• _DATA SUPPLIED_:
__________________________________________________
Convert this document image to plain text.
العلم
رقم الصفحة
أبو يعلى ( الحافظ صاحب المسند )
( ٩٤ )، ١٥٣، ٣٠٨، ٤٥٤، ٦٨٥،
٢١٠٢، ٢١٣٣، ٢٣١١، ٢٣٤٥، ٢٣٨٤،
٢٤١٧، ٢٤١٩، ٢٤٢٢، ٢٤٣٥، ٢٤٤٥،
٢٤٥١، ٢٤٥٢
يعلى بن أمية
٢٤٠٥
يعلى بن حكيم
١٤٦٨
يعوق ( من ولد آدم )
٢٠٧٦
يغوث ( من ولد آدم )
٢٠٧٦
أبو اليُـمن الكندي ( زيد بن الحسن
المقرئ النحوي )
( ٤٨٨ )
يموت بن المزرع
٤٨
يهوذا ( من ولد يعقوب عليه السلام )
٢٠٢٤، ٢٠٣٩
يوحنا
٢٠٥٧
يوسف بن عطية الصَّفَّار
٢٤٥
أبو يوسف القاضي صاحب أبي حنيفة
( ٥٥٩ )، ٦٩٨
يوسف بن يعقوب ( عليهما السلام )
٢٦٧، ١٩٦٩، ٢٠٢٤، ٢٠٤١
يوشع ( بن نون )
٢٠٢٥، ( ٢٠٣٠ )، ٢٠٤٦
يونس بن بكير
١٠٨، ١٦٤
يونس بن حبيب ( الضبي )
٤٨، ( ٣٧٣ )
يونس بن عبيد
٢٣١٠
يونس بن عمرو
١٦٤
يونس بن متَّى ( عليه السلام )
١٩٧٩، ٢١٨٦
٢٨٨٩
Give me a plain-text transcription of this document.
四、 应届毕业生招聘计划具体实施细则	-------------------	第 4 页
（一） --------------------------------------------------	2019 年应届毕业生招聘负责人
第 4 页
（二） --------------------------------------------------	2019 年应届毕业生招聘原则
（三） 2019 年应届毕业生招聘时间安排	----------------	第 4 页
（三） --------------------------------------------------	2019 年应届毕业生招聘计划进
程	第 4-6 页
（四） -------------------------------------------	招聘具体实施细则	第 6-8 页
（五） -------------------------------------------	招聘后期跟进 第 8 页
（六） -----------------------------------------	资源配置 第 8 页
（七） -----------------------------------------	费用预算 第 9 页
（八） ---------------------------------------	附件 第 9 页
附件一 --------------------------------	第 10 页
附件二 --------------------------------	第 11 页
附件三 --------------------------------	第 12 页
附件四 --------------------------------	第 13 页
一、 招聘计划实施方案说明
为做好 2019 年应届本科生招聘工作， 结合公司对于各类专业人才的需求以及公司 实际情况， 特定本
__________________________________________________
• _WHAT TO WORK ON_:
Print the records above exactly as they appear.

• _RESPONSE_:
Convert this document image to plain text.
العلم
رقم الصفحة
أبو يعلى ( الحافظ صاحب المسند )
( ٩٤ )، ١٥٣، ٣٠٨، ٤٥٤، ٦٨٥،
٢١٠٢، ٢١٣٣، ٢٣١١، ٢٣٤٥، ٢٣٨٤،
٢٤١٧، ٢٤١٩، ٢٤٢٢، ٢٤٣٥، ٢٤٤٥،
٢٤٥١، ٢٤٥٢
يعلى بن أمية
٢٤٠٥
يعلى بن حكيم
١٤٦٨
يعوق ( من ولد آدم )
٢٠٧٦
يغوث ( من ولد آدم )
٢٠٧٦
أبو اليُـمن الكندي ( زيد بن الحسن
المقرئ النحوي )
( ٤٨٨ )
يموت بن المزرع
٤٨
يهوذا ( من ولد يعقوب عليه السلام )
٢٠٢٤، ٢٠٣٩
يوحنا
٢٠٥٧
يوسف بن عطية الصَّفَّار
٢٤٥
أبو يوسف القاضي صاحب أبي حنيفة
( ٥٥٩ )، ٦٩٨
يوسف بن يعقوب ( عليهما السلام )
٢٦٧، ١٩٦٩، ٢٠٢٤، ٢٠٤١
يوشع ( بن نون )
٢٠٢٥، ( ٢٠٣٠ )، ٢٠٤٦
يونس بن بكير
١٠٨، ١٦٤
يونس بن حبيب ( الضبي )
٤٨، ( ٣٧٣ )
يونس بن عبيد
٢٣١٠
يونس بن عمرو
١٦٤
يونس بن متَّى ( عليه السلام )
١٩٧٩، ٢١٨٦
٢٨٨٩
Give me a plain-text transcription of this document.
四、 应届毕业生招聘计划具体实施细则	-------------------	第 4 页
（一） --------------------------------------------------	2019 年应届毕业生招聘负责人
第 4 页
（二） --------------------------------------------------	2019 年应届毕业生招聘原则
（三） 2019 年应届毕业生招聘时间安排	----------------	第 4 页
（三） --------------------------------------------------	2019 年应届毕业生招聘计划进
程	第 4-6 页
（四） -------------------------------------------	招聘具体实施细则	第 6-8 页
（五） -------------------------------------------	招聘后期跟进 第 8 页
（六） -----------------------------------------	资源配置 第 8 页
（七） -----------------------------------------	费用预算 第 9 页
（八） ---------------------------------------	附件 第 9 页
附件一 --------------------------------	第 10 页
附件二 --------------------------------	第 11 页
附件三 --------------------------------	第 12 页
附件四 --------------------------------	第 13 页
一、 招聘计划实施方案说明
为做好 2019 年应届本科生招聘工作， 结合公司对于各类专业人才的需求以及公司 实际情况， 特定本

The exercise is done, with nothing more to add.